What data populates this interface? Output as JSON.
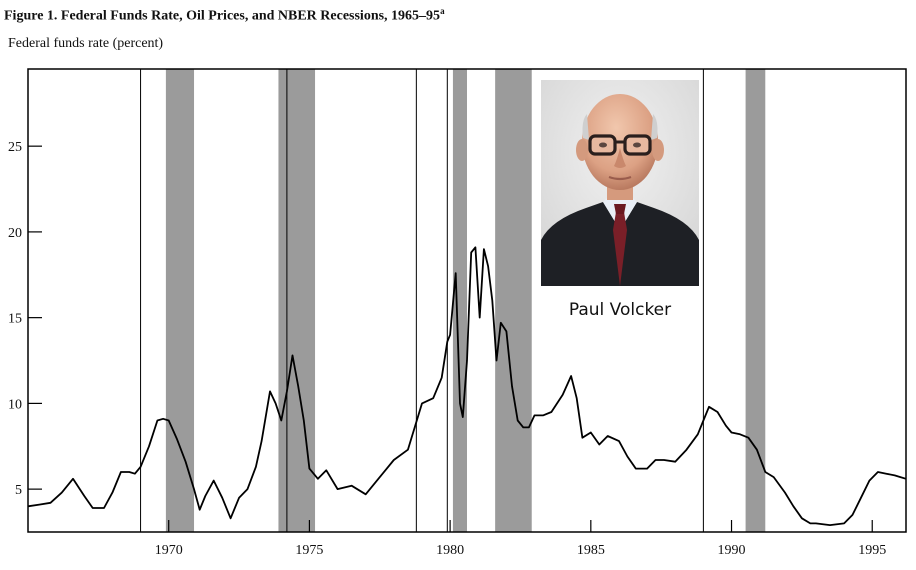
{
  "figure_title": "Figure 1. Federal Funds Rate, Oil Prices, and NBER Recessions, 1965–95",
  "figure_title_note": "a",
  "photo_caption": "Paul Volcker",
  "photo_subject": "portrait-of-man-with-glasses-in-suit",
  "colors": {
    "line": "#000000",
    "recession_shade": "#8a8a8a",
    "axis": "#000000",
    "background": "#ffffff"
  },
  "chart_data": {
    "type": "line",
    "title": "Figure 1. Federal Funds Rate, Oil Prices, and NBER Recessions, 1965–95",
    "ylabel": "Federal funds rate (percent)",
    "xlabel": "",
    "xlim": [
      1965.0,
      1996.2
    ],
    "ylim": [
      2.5,
      29.5
    ],
    "x_ticks": [
      1970,
      1975,
      1980,
      1985,
      1990,
      1995
    ],
    "y_ticks": [
      5,
      10,
      15,
      20,
      25
    ],
    "grid": false,
    "recessions": [
      [
        1969.9,
        1970.9
      ],
      [
        1973.9,
        1975.2
      ],
      [
        1980.1,
        1980.6
      ],
      [
        1981.6,
        1982.9
      ],
      [
        1990.5,
        1991.2
      ]
    ],
    "oil_shocks": [
      1969.0,
      1974.2,
      1978.8,
      1979.9,
      1989.0
    ],
    "series": [
      {
        "x": [
          1965.0,
          1965.4,
          1965.8,
          1966.2,
          1966.6,
          1967.0,
          1967.3,
          1967.7,
          1968.0,
          1968.3,
          1968.6,
          1968.8,
          1969.0,
          1969.3,
          1969.6,
          1969.8,
          1970.0,
          1970.3,
          1970.6,
          1970.9,
          1971.1,
          1971.3,
          1971.6,
          1971.9,
          1972.2,
          1972.5,
          1972.8,
          1973.1,
          1973.3,
          1973.6,
          1973.8,
          1974.0,
          1974.2,
          1974.4,
          1974.6,
          1974.8,
          1975.0,
          1975.3,
          1975.6,
          1976.0,
          1976.5,
          1977.0,
          1977.5,
          1978.0,
          1978.5,
          1979.0,
          1979.4,
          1979.7,
          1979.9,
          1980.0,
          1980.2,
          1980.35,
          1980.45,
          1980.6,
          1980.75,
          1980.9,
          1981.05,
          1981.2,
          1981.35,
          1981.5,
          1981.65,
          1981.8,
          1982.0,
          1982.2,
          1982.4,
          1982.6,
          1982.8,
          1983.0,
          1983.3,
          1983.6,
          1984.0,
          1984.3,
          1984.5,
          1984.7,
          1985.0,
          1985.3,
          1985.6,
          1986.0,
          1986.3,
          1986.6,
          1987.0,
          1987.3,
          1987.6,
          1988.0,
          1988.4,
          1988.8,
          1989.0,
          1989.2,
          1989.5,
          1989.8,
          1990.0,
          1990.3,
          1990.6,
          1990.9,
          1991.2,
          1991.5,
          1991.9,
          1992.2,
          1992.5,
          1992.8,
          1993.0,
          1993.5,
          1994.0,
          1994.3,
          1994.6,
          1994.9,
          1995.2,
          1995.5,
          1995.8,
          1996.0,
          1996.2
        ],
        "y": [
          4.0,
          4.1,
          4.2,
          4.8,
          5.6,
          4.6,
          3.9,
          3.9,
          4.8,
          6.0,
          6.0,
          5.9,
          6.3,
          7.5,
          9.0,
          9.1,
          9.0,
          7.9,
          6.6,
          5.0,
          3.8,
          4.6,
          5.5,
          4.5,
          3.3,
          4.5,
          5.0,
          6.3,
          7.8,
          10.7,
          10.0,
          9.0,
          10.7,
          12.8,
          11.0,
          9.0,
          6.2,
          5.6,
          6.1,
          5.0,
          5.2,
          4.7,
          5.7,
          6.7,
          7.3,
          10.0,
          10.3,
          11.5,
          13.6,
          14.0,
          17.6,
          10.0,
          9.2,
          12.5,
          18.8,
          19.1,
          15.0,
          19.0,
          18.0,
          16.0,
          12.5,
          14.7,
          14.2,
          11.0,
          9.0,
          8.6,
          8.6,
          9.3,
          9.3,
          9.5,
          10.5,
          11.6,
          10.3,
          8.0,
          8.3,
          7.6,
          8.1,
          7.8,
          6.9,
          6.2,
          6.2,
          6.7,
          6.7,
          6.6,
          7.3,
          8.2,
          9.0,
          9.8,
          9.5,
          8.7,
          8.3,
          8.2,
          8.0,
          7.3,
          6.0,
          5.7,
          4.8,
          4.0,
          3.3,
          3.0,
          3.0,
          2.9,
          3.0,
          3.5,
          4.5,
          5.5,
          6.0,
          5.9,
          5.8,
          5.7,
          5.6
        ]
      }
    ]
  }
}
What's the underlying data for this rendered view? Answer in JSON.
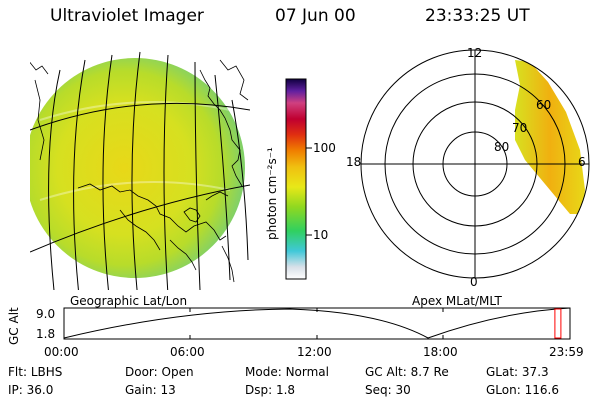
════════════════
Instruction
Copy out each record shown above without alteration, skipping any picture.

Output for this exercise
What data populates this interface? Output as JSON.
{
  "figure_title": "Figure 1. Federal Funds Rate, Oil Prices, and NBER Recessions, 1965–95",
  "figure_title_note": "a",
  "photo_caption": "Paul Volcker",
  "photo_subject": "portrait-of-man-with-glasses-in-suit",
  "colors": {
    "line": "#000000",
    "recession_shade": "#8a8a8a",
    "axis": "#000000",
    "background": "#ffffff"
  },
  "chart_data": {
    "type": "line",
    "title": "Figure 1. Federal Funds Rate, Oil Prices, and NBER Recessions, 1965–95",
    "ylabel": "Federal funds rate (percent)",
    "xlabel": "",
    "xlim": [
      1965.0,
      1996.2
    ],
    "ylim": [
      2.5,
      29.5
    ],
    "x_ticks": [
      1970,
      1975,
      1980,
      1985,
      1990,
      1995
    ],
    "y_ticks": [
      5,
      10,
      15,
      20,
      25
    ],
    "grid": false,
    "recessions": [
      [
        1969.9,
        1970.9
      ],
      [
        1973.9,
        1975.2
      ],
      [
        1980.1,
        1980.6
      ],
      [
        1981.6,
        1982.9
      ],
      [
        1990.5,
        1991.2
      ]
    ],
    "oil_shocks": [
      1969.0,
      1974.2,
      1978.8,
      1979.9,
      1989.0
    ],
    "series": [
      {
        "x": [
          1965.0,
          1965.4,
          1965.8,
          1966.2,
          1966.6,
          1967.0,
          1967.3,
          1967.7,
          1968.0,
          1968.3,
          1968.6,
          1968.8,
          1969.0,
          1969.3,
          1969.6,
          1969.8,
          1970.0,
          1970.3,
          1970.6,
          1970.9,
          1971.1,
          1971.3,
          1971.6,
          1971.9,
          1972.2,
          1972.5,
          1972.8,
          1973.1,
          1973.3,
          1973.6,
          1973.8,
          1974.0,
          1974.2,
          1974.4,
          1974.6,
          1974.8,
          1975.0,
          1975.3,
          1975.6,
          1976.0,
          1976.5,
          1977.0,
          1977.5,
          1978.0,
          1978.5,
          1979.0,
          1979.4,
          1979.7,
          1979.9,
          1980.0,
          1980.2,
          1980.35,
          1980.45,
          1980.6,
          1980.75,
          1980.9,
          1981.05,
          1981.2,
          1981.35,
          1981.5,
          1981.65,
          1981.8,
          1982.0,
          1982.2,
          1982.4,
          1982.6,
          1982.8,
          1983.0,
          1983.3,
          1983.6,
          1984.0,
          1984.3,
          1984.5,
          1984.7,
          1985.0,
          1985.3,
          1985.6,
          1986.0,
          1986.3,
          1986.6,
          1987.0,
          1987.3,
          1987.6,
          1988.0,
          1988.4,
          1988.8,
          1989.0,
          1989.2,
          1989.5,
          1989.8,
          1990.0,
          1990.3,
          1990.6,
          1990.9,
          1991.2,
          1991.5,
          1991.9,
          1992.2,
          1992.5,
          1992.8,
          1993.0,
          1993.5,
          1994.0,
          1994.3,
          1994.6,
          1994.9,
          1995.2,
          1995.5,
          1995.8,
          1996.0,
          1996.2
        ],
        "y": [
          4.0,
          4.1,
          4.2,
          4.8,
          5.6,
          4.6,
          3.9,
          3.9,
          4.8,
          6.0,
          6.0,
          5.9,
          6.3,
          7.5,
          9.0,
          9.1,
          9.0,
          7.9,
          6.6,
          5.0,
          3.8,
          4.6,
          5.5,
          4.5,
          3.3,
          4.5,
          5.0,
          6.3,
          7.8,
          10.7,
          10.0,
          9.0,
          10.7,
          12.8,
          11.0,
          9.0,
          6.2,
          5.6,
          6.1,
          5.0,
          5.2,
          4.7,
          5.7,
          6.7,
          7.3,
          10.0,
          10.3,
          11.5,
          13.6,
          14.0,
          17.6,
          10.0,
          9.2,
          12.5,
          18.8,
          19.1,
          15.0,
          19.0,
          18.0,
          16.0,
          12.5,
          14.7,
          14.2,
          11.0,
          9.0,
          8.6,
          8.6,
          9.3,
          9.3,
          9.5,
          10.5,
          11.6,
          10.3,
          8.0,
          8.3,
          7.6,
          8.1,
          7.8,
          6.9,
          6.2,
          6.2,
          6.7,
          6.7,
          6.6,
          7.3,
          8.2,
          9.0,
          9.8,
          9.5,
          8.7,
          8.3,
          8.2,
          8.0,
          7.3,
          6.0,
          5.7,
          4.8,
          4.0,
          3.3,
          3.0,
          3.0,
          2.9,
          3.0,
          3.5,
          4.5,
          5.5,
          6.0,
          5.9,
          5.8,
          5.7,
          5.6
        ]
      }
    ]
  }
}
What's the underlying data for this rendered view? Answer in JSON.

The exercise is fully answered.